Work to do → Everything from the line with "Convert this screenshot" through the line with "What's the underlying", inclusive, should be repeated exactly, except the pictures.

Stored data →
++++++++

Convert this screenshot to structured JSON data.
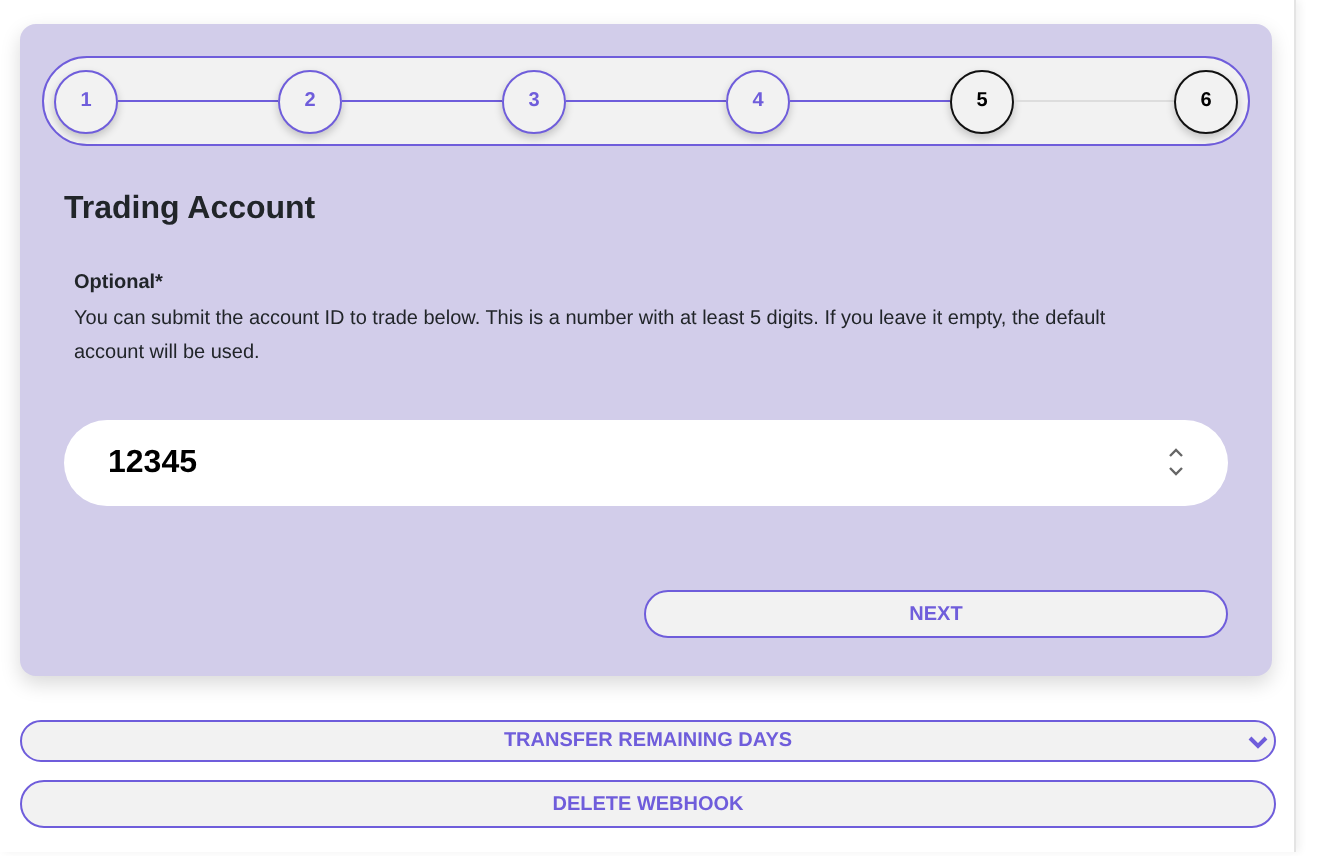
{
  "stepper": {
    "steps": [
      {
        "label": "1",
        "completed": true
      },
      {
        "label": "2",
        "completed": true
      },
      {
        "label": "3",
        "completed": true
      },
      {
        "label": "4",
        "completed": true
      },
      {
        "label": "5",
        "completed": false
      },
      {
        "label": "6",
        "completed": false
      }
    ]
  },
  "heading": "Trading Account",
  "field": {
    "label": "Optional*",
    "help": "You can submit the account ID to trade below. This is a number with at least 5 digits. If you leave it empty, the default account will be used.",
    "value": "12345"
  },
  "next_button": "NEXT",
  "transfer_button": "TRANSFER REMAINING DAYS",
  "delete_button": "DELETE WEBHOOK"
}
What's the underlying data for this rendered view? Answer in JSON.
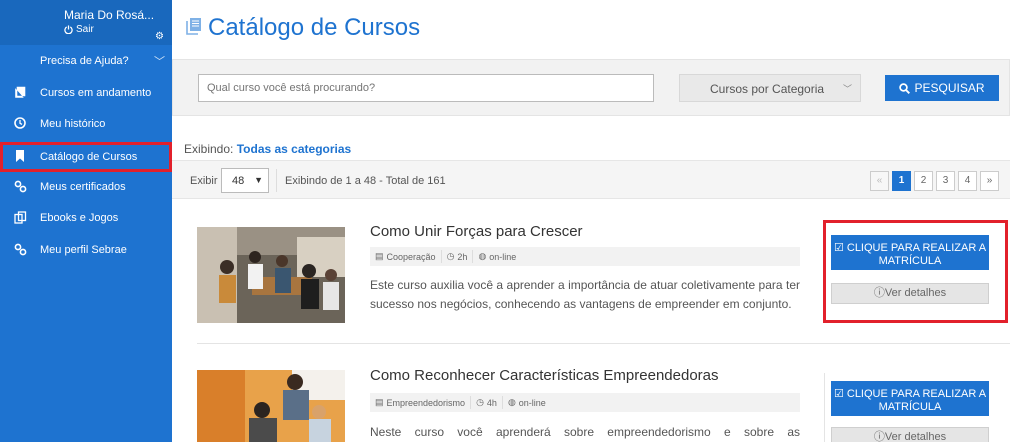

++++++++

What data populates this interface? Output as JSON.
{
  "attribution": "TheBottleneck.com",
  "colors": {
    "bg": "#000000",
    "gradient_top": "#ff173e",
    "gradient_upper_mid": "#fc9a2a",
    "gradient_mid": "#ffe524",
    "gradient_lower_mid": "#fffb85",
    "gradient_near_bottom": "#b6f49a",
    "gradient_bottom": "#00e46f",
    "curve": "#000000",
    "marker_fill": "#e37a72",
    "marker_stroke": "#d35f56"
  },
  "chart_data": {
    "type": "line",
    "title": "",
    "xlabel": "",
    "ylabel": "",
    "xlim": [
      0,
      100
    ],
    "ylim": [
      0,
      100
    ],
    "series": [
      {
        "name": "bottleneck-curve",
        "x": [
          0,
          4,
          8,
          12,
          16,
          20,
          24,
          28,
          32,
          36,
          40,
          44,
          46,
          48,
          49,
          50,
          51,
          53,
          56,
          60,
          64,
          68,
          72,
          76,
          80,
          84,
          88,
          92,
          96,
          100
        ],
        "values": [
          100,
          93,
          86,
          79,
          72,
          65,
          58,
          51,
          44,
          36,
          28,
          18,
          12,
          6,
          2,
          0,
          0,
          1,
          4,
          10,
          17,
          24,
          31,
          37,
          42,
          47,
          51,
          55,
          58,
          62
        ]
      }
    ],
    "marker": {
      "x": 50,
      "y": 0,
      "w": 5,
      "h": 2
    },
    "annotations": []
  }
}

++++++++

Result for this task →
Convert this screenshot to structured JSON data.
{
  "stepper": {
    "steps": [
      {
        "label": "1",
        "completed": true
      },
      {
        "label": "2",
        "completed": true
      },
      {
        "label": "3",
        "completed": true
      },
      {
        "label": "4",
        "completed": true
      },
      {
        "label": "5",
        "completed": false
      },
      {
        "label": "6",
        "completed": false
      }
    ]
  },
  "heading": "Trading Account",
  "field": {
    "label": "Optional*",
    "help": "You can submit the account ID to trade below. This is a number with at least 5 digits. If you leave it empty, the default account will be used.",
    "value": "12345"
  },
  "next_button": "NEXT",
  "transfer_button": "TRANSFER REMAINING DAYS",
  "delete_button": "DELETE WEBHOOK"
}
What's the underlying data for this rendered view? Answer in JSON.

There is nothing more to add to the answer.